#### [Problem details]
Pictures in the records should not be copied, but every other part must be repeated exactly.

[Extracted data entries]
---

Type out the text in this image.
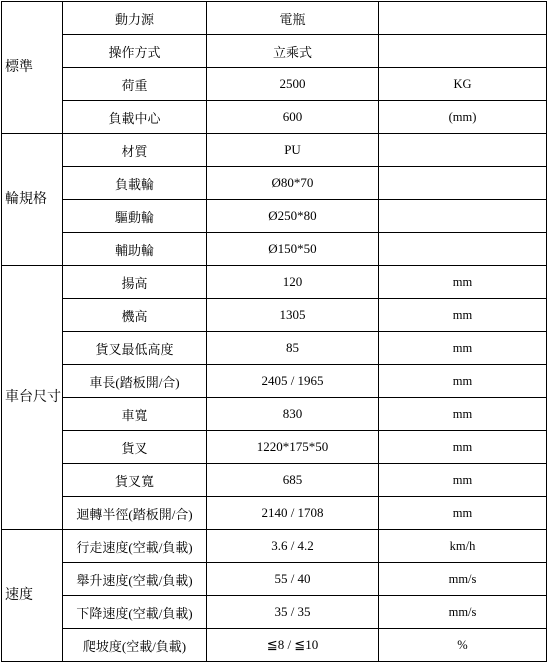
標準	動力源	電瓶	
	操作方式	立乘式	
	荷重	2500	KG
	負載中心	600	(mm)
輪規格	材質	PU	
	負載輪	Ø80*70	
	驅動輪	Ø250*80	
	輔助輪	Ø150*50	
車台尺寸	揚高	120	mm
	機高	1305	mm
	貨叉最低高度	85	mm
	車長(踏板開/合)	2405 / 1965	mm
	車寬	830	mm
	貨叉	1220*175*50	mm
	貨叉寬	685	mm
	迴轉半徑(踏板開/合)	2140 / 1708	mm
速度	行走速度(空載/負載)	3.6 / 4.2	km/h
	舉升速度(空載/負載)	55 / 40	mm/s
	下降速度(空載/負載)	35 / 35	mm/s
	爬坡度(空載/負載)	≦8 / ≦10	%
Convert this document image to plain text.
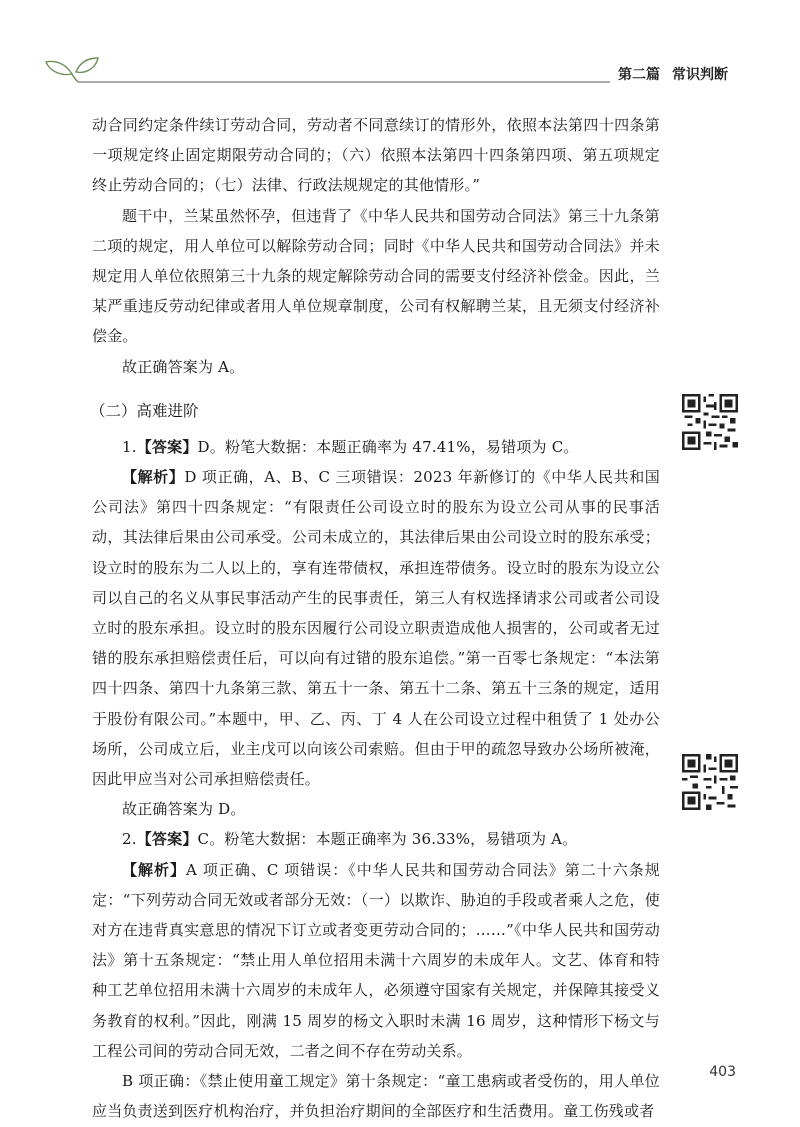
第二篇 常识判断

动合同约定条件续订劳动合同，劳动者不同意续订的情形外，依照本法第四十四条第一项规定终止固定期限劳动合同的；（六）依照本法第四十四条第四项、第五项规定终止劳动合同的；（七）法律、行政法规规定的其他情形。”

题干中，兰某虽然怀孕，但违背了《中华人民共和国劳动合同法》第三十九条第二项的规定，用人单位可以解除劳动合同；同时《中华人民共和国劳动合同法》并未规定用人单位依照第三十九条的规定解除劳动合同的需要支付经济补偿金。因此，兰某严重违反劳动纪律或者用人单位规章制度，公司有权解聘兰某，且无须支付经济补偿金。

故正确答案为 A。

（二）高难进阶

1.【答案】D。粉笔大数据：本题正确率为 47.41%，易错项为 C。

【解析】D 项正确，A、B、C 三项错误：2023 年新修订的《中华人民共和国公司法》第四十四条规定：“有限责任公司设立时的股东为设立公司从事的民事活动，其法律后果由公司承受。公司未成立的，其法律后果由公司设立时的股东承受；设立时的股东为二人以上的，享有连带债权，承担连带债务。设立时的股东为设立公司以自己的名义从事民事活动产生的民事责任，第三人有权选择请求公司或者公司设立时的股东承担。设立时的股东因履行公司设立职责造成他人损害的，公司或者无过错的股东承担赔偿责任后，可以向有过错的股东追偿。”第一百零七条规定：“本法第四十四条、第四十九条第三款、第五十一条、第五十二条、第五十三条的规定，适用于股份有限公司。”本题中，甲、乙、丙、丁 4 人在公司设立过程中租赁了 1 处办公场所，公司成立后，业主戊可以向该公司索赔。但由于甲的疏忽导致办公场所被淹，因此甲应当对公司承担赔偿责任。

故正确答案为 D。

2.【答案】C。粉笔大数据：本题正确率为 36.33%，易错项为 A。

【解析】A 项正确、C 项错误：《中华人民共和国劳动合同法》第二十六条规定：“下列劳动合同无效或者部分无效：（一）以欺诈、胁迫的手段或者乘人之危，使对方在违背真实意思的情况下订立或者变更劳动合同的；……”《中华人民共和国劳动法》第十五条规定：“禁止用人单位招用未满十六周岁的未成年人。文艺、体育和特种工艺单位招用未满十六周岁的未成年人，必须遵守国家有关规定，并保障其接受义务教育的权利。”因此，刚满 15 周岁的杨文入职时未满 16 周岁，这种情形下杨文与工程公司间的劳动合同无效，二者之间不存在劳动关系。

B 项正确：《禁止使用童工规定》第十条规定：“童工患病或者受伤的，用人单位应当负责送到医疗机构治疗，并负担治疗期间的全部医疗和生活费用。童工伤残或者

403
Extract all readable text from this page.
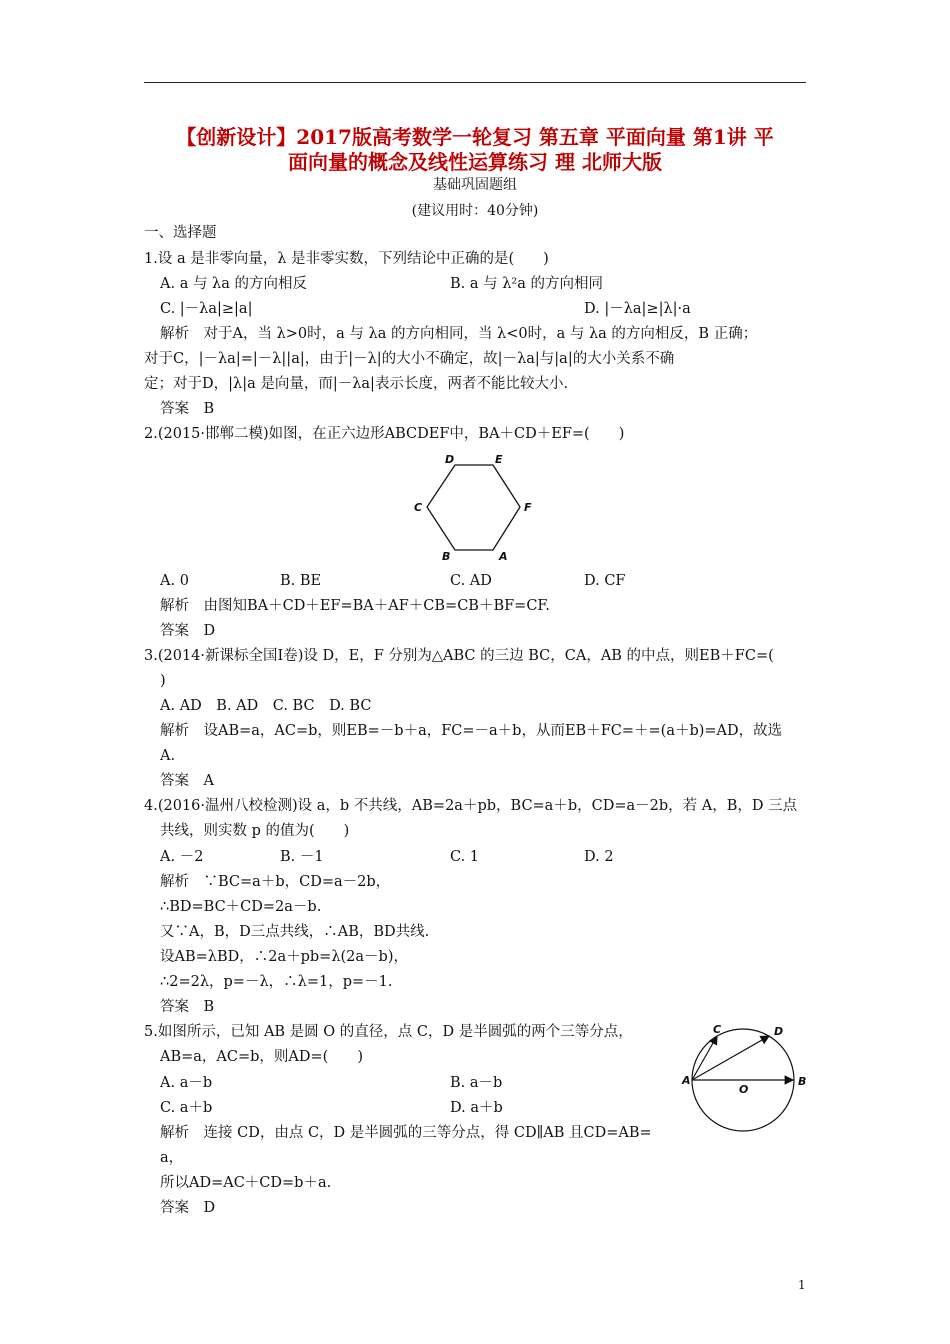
【创新设计】2017版高考数学一轮复习 第五章 平面向量 第1讲 平
面向量的概念及线性运算练习 理 北师大版
基础巩固题组
(建议用时：40分钟)
一、选择题
1.设 a 是非零向量，λ 是非零实数，下列结论中正确的是(　　)
A. a 与 λa 的方向相反	B. a 与 λ²a 的方向相同
C. |－λa|≥|a|	D. |－λa|≥|λ|·a
解析　对于A，当 λ>0时，a 与 λa 的方向相同，当 λ<0时，a 与 λa 的方向相反，B 正确；
对于C，|－λa|=|－λ||a|，由于|－λ|的大小不确定，故|－λa|与|a|的大小关系不确
定；对于D，|λ|a 是向量，而|－λa|表示长度，两者不能比较大小.
答案　B
2.(2015·邯郸二模)如图，在正六边形ABCDEF中，BA＋CD＋EF=(　　)
D	E
C	F
B	A
A. 0	B. BE	C. AD	D. CF
解析　由图知BA＋CD＋EF=BA＋AF＋CB=CB＋BF=CF.
答案　D
3.(2014·新课标全国Ⅰ卷)设 D，E，F 分别为△ABC 的三边 BC，CA，AB 的中点，则EB＋FC=(
)
A. AD　B. AD　C. BC　D. BC
解析　设AB=a，AC=b，则EB=－b＋a，FC=－a＋b，从而EB＋FC=＋=(a＋b)=AD，故选
A.
答案　A
4.(2016·温州八校检测)设 a，b 不共线，AB=2a＋pb，BC=a＋b，CD=a－2b，若 A，B，D 三点
共线，则实数 p 的值为(　　)
A. －2	B. －1	C. 1	D. 2
解析　∵BC=a＋b，CD=a－2b，
∴BD=BC＋CD=2a－b.
又∵A，B，D三点共线，∴AB，BD共线.
设AB=λBD，∴2a＋pb=λ(2a－b)，
∴2=2λ，p=－λ，∴λ=1，p=－1.
答案　B
5.如图所示，已知 AB 是圆 O 的直径，点 C，D 是半圆弧的两个三等分点，
AB=a，AC=b，则AD=(　　)
A. a－b	B. a－b
C. a＋b	D. a＋b
解析　连接 CD，由点 C，D 是半圆弧的三等分点，得 CD∥AB 且CD=AB=
a，
所以AD=AC＋CD=b＋a.
答案　D
C	D
A	B
O
1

---

#### [Worked answer]
Type out the text in this image.
標準	動力源	電瓶	
	操作方式	立乘式	
	荷重	2500	KG
	負載中心	600	(mm)
輪規格	材質	PU	
	負載輪	Ø80*70	
	驅動輪	Ø250*80	
	輔助輪	Ø150*50	
車台尺寸	揚高	120	mm
	機高	1305	mm
	貨叉最低高度	85	mm
	車長(踏板開/合)	2405 / 1965	mm
	車寬	830	mm
	貨叉	1220*175*50	mm
	貨叉寬	685	mm
	迴轉半徑(踏板開/合)	2140 / 1708	mm
速度	行走速度(空載/負載)	3.6 / 4.2	km/h
	舉升速度(空載/負載)	55 / 40	mm/s
	下降速度(空載/負載)	35 / 35	mm/s
	爬坡度(空載/負載)	≦8 / ≦10	%
Convert this document image to plain text.
第二篇 常识判断

动合同约定条件续订劳动合同，劳动者不同意续订的情形外，依照本法第四十四条第一项规定终止固定期限劳动合同的；（六）依照本法第四十四条第四项、第五项规定终止劳动合同的；（七）法律、行政法规规定的其他情形。”

题干中，兰某虽然怀孕，但违背了《中华人民共和国劳动合同法》第三十九条第二项的规定，用人单位可以解除劳动合同；同时《中华人民共和国劳动合同法》并未规定用人单位依照第三十九条的规定解除劳动合同的需要支付经济补偿金。因此，兰某严重违反劳动纪律或者用人单位规章制度，公司有权解聘兰某，且无须支付经济补偿金。

故正确答案为 A。

（二）高难进阶

1.【答案】D。粉笔大数据：本题正确率为 47.41%，易错项为 C。

【解析】D 项正确，A、B、C 三项错误：2023 年新修订的《中华人民共和国公司法》第四十四条规定：“有限责任公司设立时的股东为设立公司从事的民事活动，其法律后果由公司承受。公司未成立的，其法律后果由公司设立时的股东承受；设立时的股东为二人以上的，享有连带债权，承担连带债务。设立时的股东为设立公司以自己的名义从事民事活动产生的民事责任，第三人有权选择请求公司或者公司设立时的股东承担。设立时的股东因履行公司设立职责造成他人损害的，公司或者无过错的股东承担赔偿责任后，可以向有过错的股东追偿。”第一百零七条规定：“本法第四十四条、第四十九条第三款、第五十一条、第五十二条、第五十三条的规定，适用于股份有限公司。”本题中，甲、乙、丙、丁 4 人在公司设立过程中租赁了 1 处办公场所，公司成立后，业主戊可以向该公司索赔。但由于甲的疏忽导致办公场所被淹，因此甲应当对公司承担赔偿责任。

故正确答案为 D。

2.【答案】C。粉笔大数据：本题正确率为 36.33%，易错项为 A。

【解析】A 项正确、C 项错误：《中华人民共和国劳动合同法》第二十六条规定：“下列劳动合同无效或者部分无效：（一）以欺诈、胁迫的手段或者乘人之危，使对方在违背真实意思的情况下订立或者变更劳动合同的；……”《中华人民共和国劳动法》第十五条规定：“禁止用人单位招用未满十六周岁的未成年人。文艺、体育和特种工艺单位招用未满十六周岁的未成年人，必须遵守国家有关规定，并保障其接受义务教育的权利。”因此，刚满 15 周岁的杨文入职时未满 16 周岁，这种情形下杨文与工程公司间的劳动合同无效，二者之间不存在劳动关系。

B 项正确：《禁止使用童工规定》第十条规定：“童工患病或者受伤的，用人单位应当负责送到医疗机构治疗，并负担治疗期间的全部医疗和生活费用。童工伤残或者

403
Extract all readable text from this page.
【创新设计】2017版高考数学一轮复习 第五章 平面向量 第1讲 平
面向量的概念及线性运算练习 理 北师大版
基础巩固题组
(建议用时：40分钟)
一、选择题
1.设 a 是非零向量，λ 是非零实数，下列结论中正确的是(　　)
A. a 与 λa 的方向相反	B. a 与 λ²a 的方向相同
C. |－λa|≥|a|	D. |－λa|≥|λ|·a
解析　对于A，当 λ>0时，a 与 λa 的方向相同，当 λ<0时，a 与 λa 的方向相反，B 正确；
对于C，|－λa|=|－λ||a|，由于|－λ|的大小不确定，故|－λa|与|a|的大小关系不确
定；对于D，|λ|a 是向量，而|－λa|表示长度，两者不能比较大小.
答案　B
2.(2015·邯郸二模)如图，在正六边形ABCDEF中，BA＋CD＋EF=(　　)
D	E
C	F
B	A
A. 0	B. BE	C. AD	D. CF
解析　由图知BA＋CD＋EF=BA＋AF＋CB=CB＋BF=CF.
答案　D
3.(2014·新课标全国Ⅰ卷)设 D，E，F 分别为△ABC 的三边 BC，CA，AB 的中点，则EB＋FC=(
)
A. AD　B. AD　C. BC　D. BC
解析　设AB=a，AC=b，则EB=－b＋a，FC=－a＋b，从而EB＋FC=＋=(a＋b)=AD，故选
A.
答案　A
4.(2016·温州八校检测)设 a，b 不共线，AB=2a＋pb，BC=a＋b，CD=a－2b，若 A，B，D 三点
共线，则实数 p 的值为(　　)
A. －2	B. －1	C. 1	D. 2
解析　∵BC=a＋b，CD=a－2b，
∴BD=BC＋CD=2a－b.
又∵A，B，D三点共线，∴AB，BD共线.
设AB=λBD，∴2a＋pb=λ(2a－b)，
∴2=2λ，p=－λ，∴λ=1，p=－1.
答案　B
5.如图所示，已知 AB 是圆 O 的直径，点 C，D 是半圆弧的两个三等分点，
AB=a，AC=b，则AD=(　　)
A. a－b	B. a－b
C. a＋b	D. a＋b
解析　连接 CD，由点 C，D 是半圆弧的三等分点，得 CD∥AB 且CD=AB=
a，
所以AD=AC＋CD=b＋a.
答案　D
C	D
A	B
O
1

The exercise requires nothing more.